**DIRECTIONS FOR THIS TASK:**
The data below should be printed in full, exactly, and without any of its images.

**MATERIAL FOR THE TASK:**
-*-

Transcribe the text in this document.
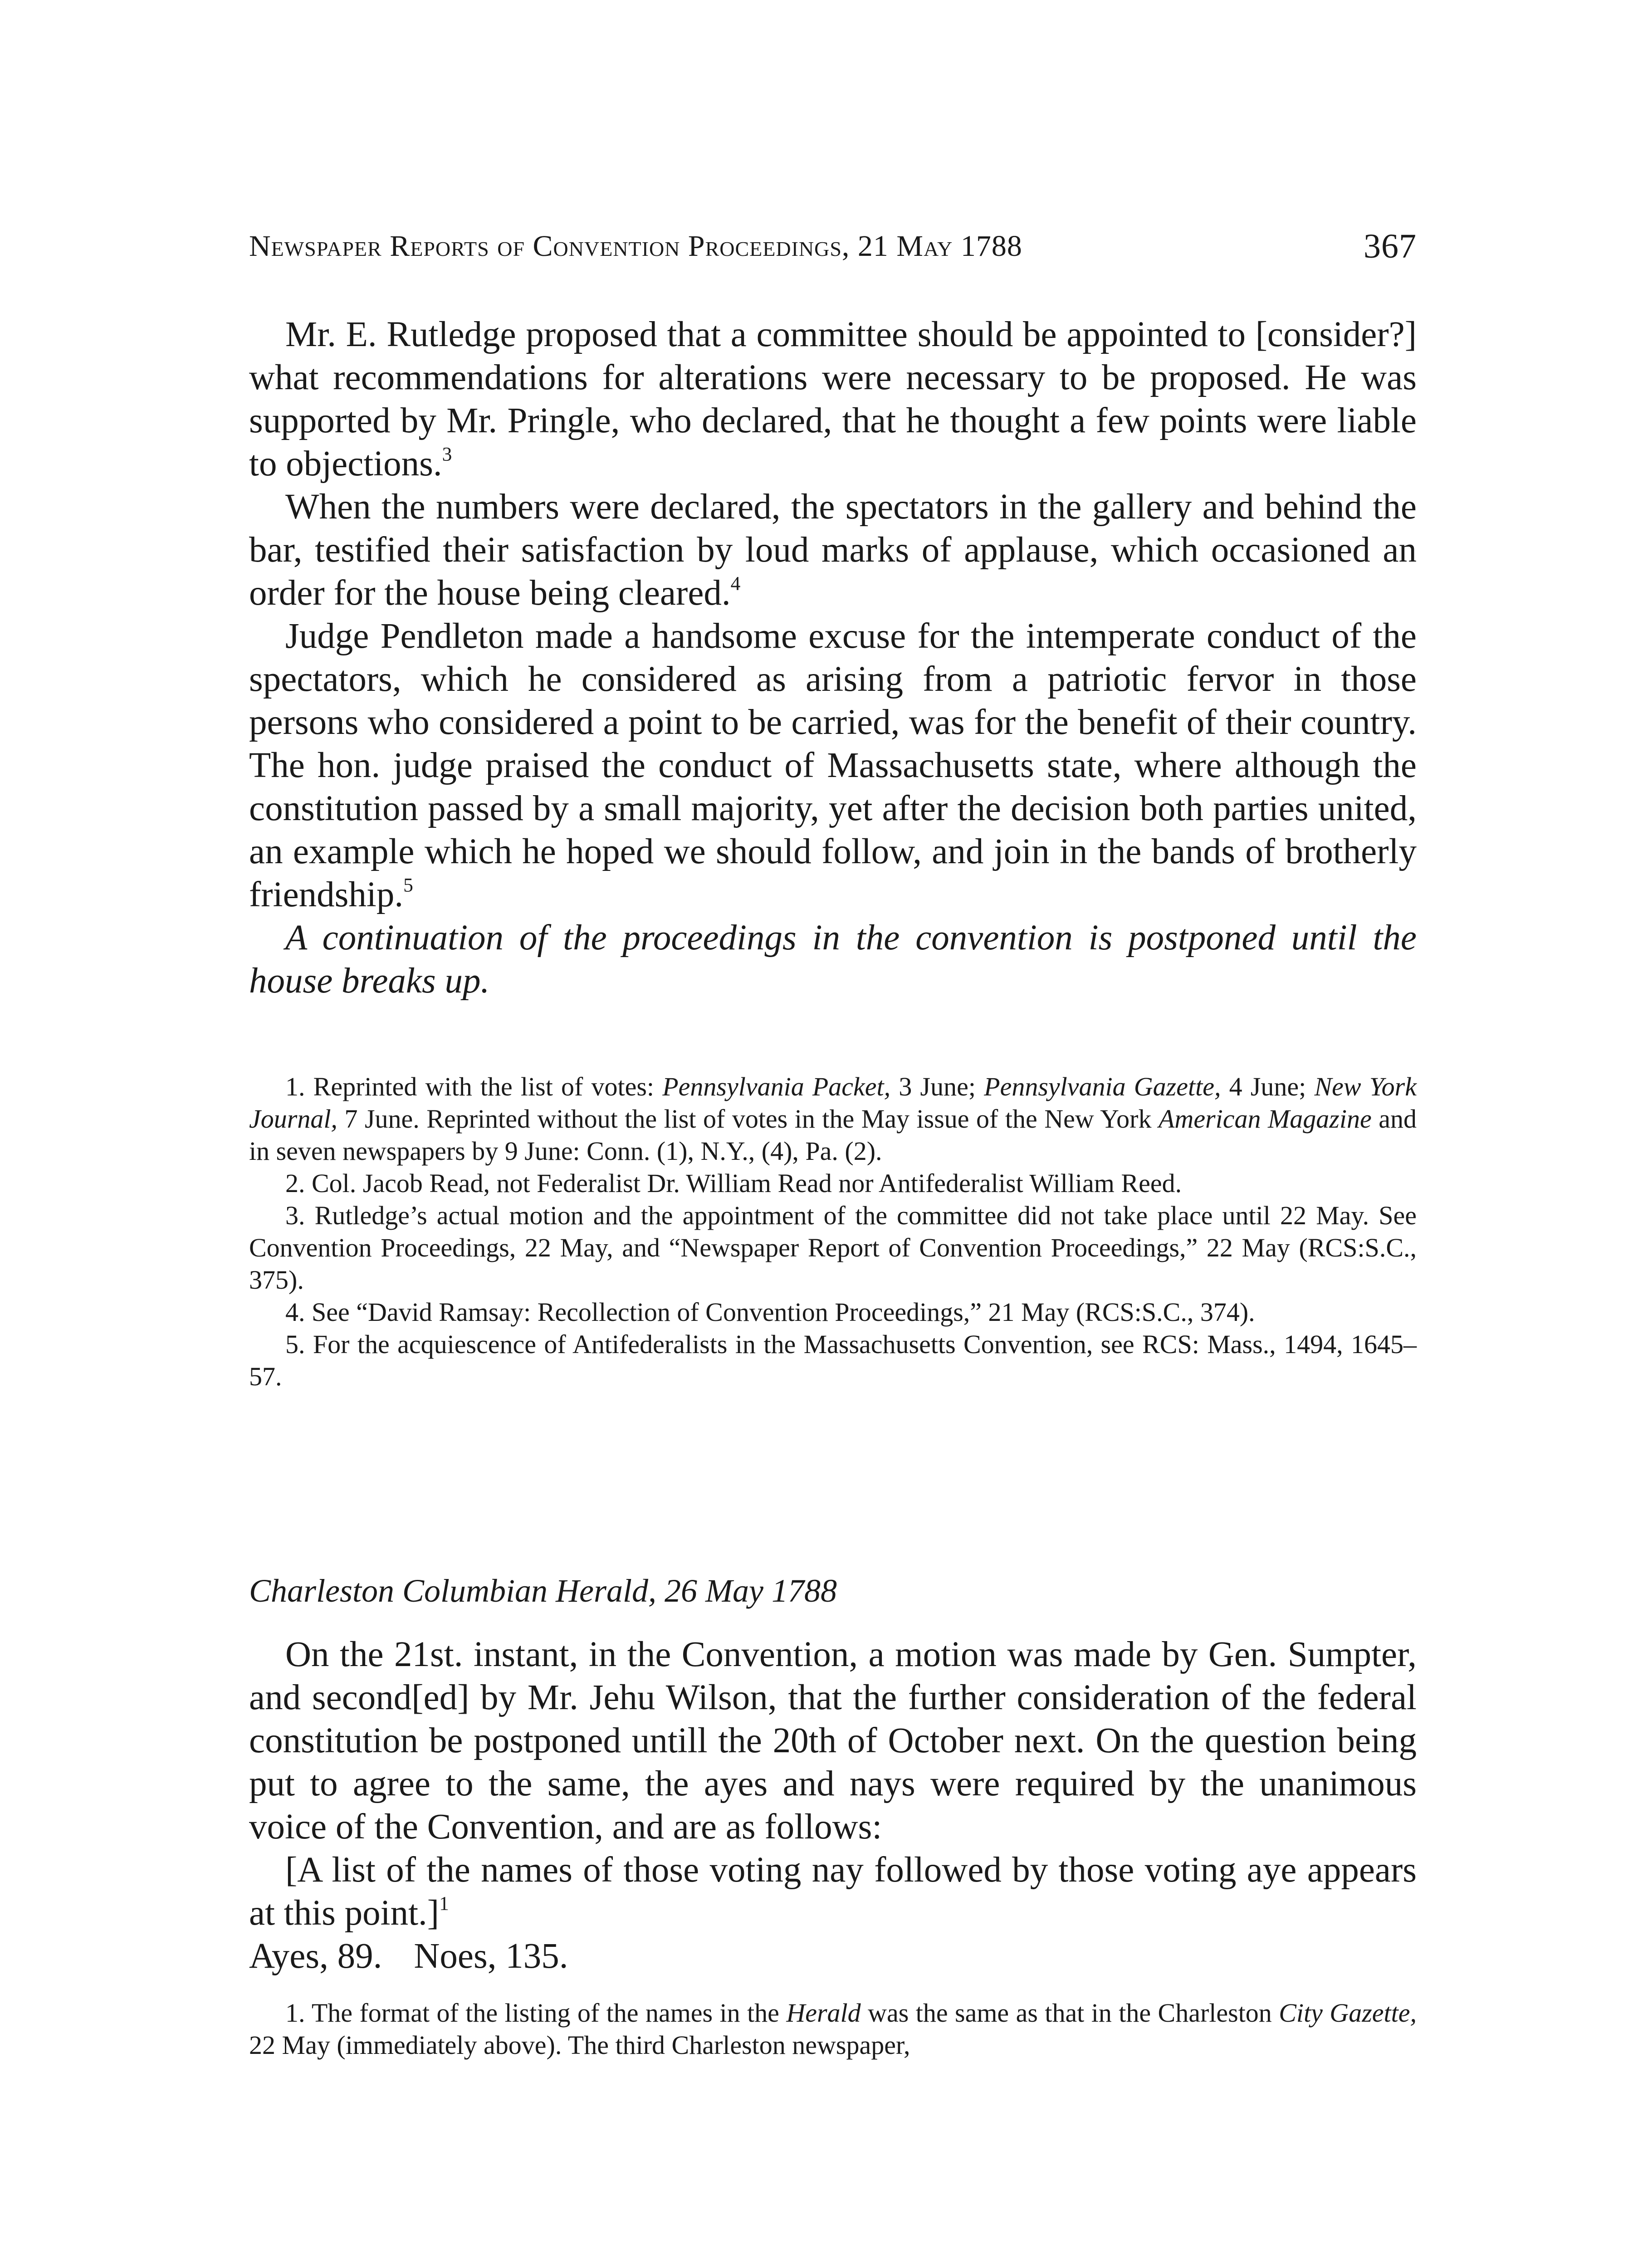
Newspaper Reports of Convention Proceedings, 21 May 1788	367

Mr. E. Rutledge proposed that a committee should be appointed to [consider?] what recommendations for alterations were necessary to be proposed. He was supported by Mr. Pringle, who declared, that he thought a few points were liable to objections.$^3$

When the numbers were declared, the spectators in the gallery and behind the bar, testified their satisfaction by loud marks of applause, which occasioned an order for the house being cleared.$^4$

Judge Pendleton made a handsome excuse for the intemperate conduct of the spectators, which he considered as arising from a patriotic fervor in those persons who considered a point to be carried, was for the benefit of their country. The hon. judge praised the conduct of Massachusetts state, where although the constitution passed by a small majority, yet after the decision both parties united, an example which he hoped we should follow, and join in the bands of brotherly friendship.$^5$

A continuation of the proceedings in the convention is postponed until the house breaks up.

1. Reprinted with the list of votes: Pennsylvania Packet, 3 June; Pennsylvania Gazette, 4 June; New York Journal, 7 June. Reprinted without the list of votes in the May issue of the New York American Magazine and in seven newspapers by 9 June: Conn. (1), N.Y., (4), Pa. (2).

2. Col. Jacob Read, not Federalist Dr. William Read nor Antifederalist William Reed.

3. Rutledge’s actual motion and the appointment of the committee did not take place until 22 May. See Convention Proceedings, 22 May, and “Newspaper Report of Convention Proceedings,” 22 May (RCS:S.C., 375).

4. See “David Ramsay: Recollection of Convention Proceedings,” 21 May (RCS:S.C., 374).

5. For the acquiescence of Antifederalists in the Massachusetts Convention, see RCS: Mass., 1494, 1645–57.

Charleston Columbian Herald, 26 May 1788

On the 21st. instant, in the Convention, a motion was made by Gen. Sumpter, and second[ed] by Mr. Jehu Wilson, that the further consideration of the federal constitution be postponed untill the 20th of October next. On the question being put to agree to the same, the ayes and nays were required by the unanimous voice of the Convention, and are as follows:

[A list of the names of those voting nay followed by those voting aye appears at this point.]$^1$

Ayes, 89. Noes, 135.

1. The format of the listing of the names in the Herald was the same as that in the Charleston City Gazette, 22 May (immediately above). The third Charleston newspaper,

-*-

**SOLUTION FOR THIS TASK:**
Transcribe the text in this document.
Newspaper Reports of Convention Proceedings, 21 May 1788	367

Mr. E. Rutledge proposed that a committee should be appointed to [consider?] what recommendations for alterations were necessary to be proposed. He was supported by Mr. Pringle, who declared, that he thought a few points were liable to objections.$^3$

When the numbers were declared, the spectators in the gallery and behind the bar, testified their satisfaction by loud marks of applause, which occasioned an order for the house being cleared.$^4$

Judge Pendleton made a handsome excuse for the intemperate conduct of the spectators, which he considered as arising from a patriotic fervor in those persons who considered a point to be carried, was for the benefit of their country. The hon. judge praised the conduct of Massachusetts state, where although the constitution passed by a small majority, yet after the decision both parties united, an example which he hoped we should follow, and join in the bands of brotherly friendship.$^5$

A continuation of the proceedings in the convention is postponed until the house breaks up.

1. Reprinted with the list of votes: Pennsylvania Packet, 3 June; Pennsylvania Gazette, 4 June; New York Journal, 7 June. Reprinted without the list of votes in the May issue of the New York American Magazine and in seven newspapers by 9 June: Conn. (1), N.Y., (4), Pa. (2).

2. Col. Jacob Read, not Federalist Dr. William Read nor Antifederalist William Reed.

3. Rutledge’s actual motion and the appointment of the committee did not take place until 22 May. See Convention Proceedings, 22 May, and “Newspaper Report of Convention Proceedings,” 22 May (RCS:S.C., 375).

4. See “David Ramsay: Recollection of Convention Proceedings,” 21 May (RCS:S.C., 374).

5. For the acquiescence of Antifederalists in the Massachusetts Convention, see RCS: Mass., 1494, 1645–57.

Charleston Columbian Herald, 26 May 1788

On the 21st. instant, in the Convention, a motion was made by Gen. Sumpter, and second[ed] by Mr. Jehu Wilson, that the further consideration of the federal constitution be postponed untill the 20th of October next. On the question being put to agree to the same, the ayes and nays were required by the unanimous voice of the Convention, and are as follows:

[A list of the names of those voting nay followed by those voting aye appears at this point.]$^1$

Ayes, 89. Noes, 135.

1. The format of the listing of the names in the Herald was the same as that in the Charleston City Gazette, 22 May (immediately above). The third Charleston newspaper,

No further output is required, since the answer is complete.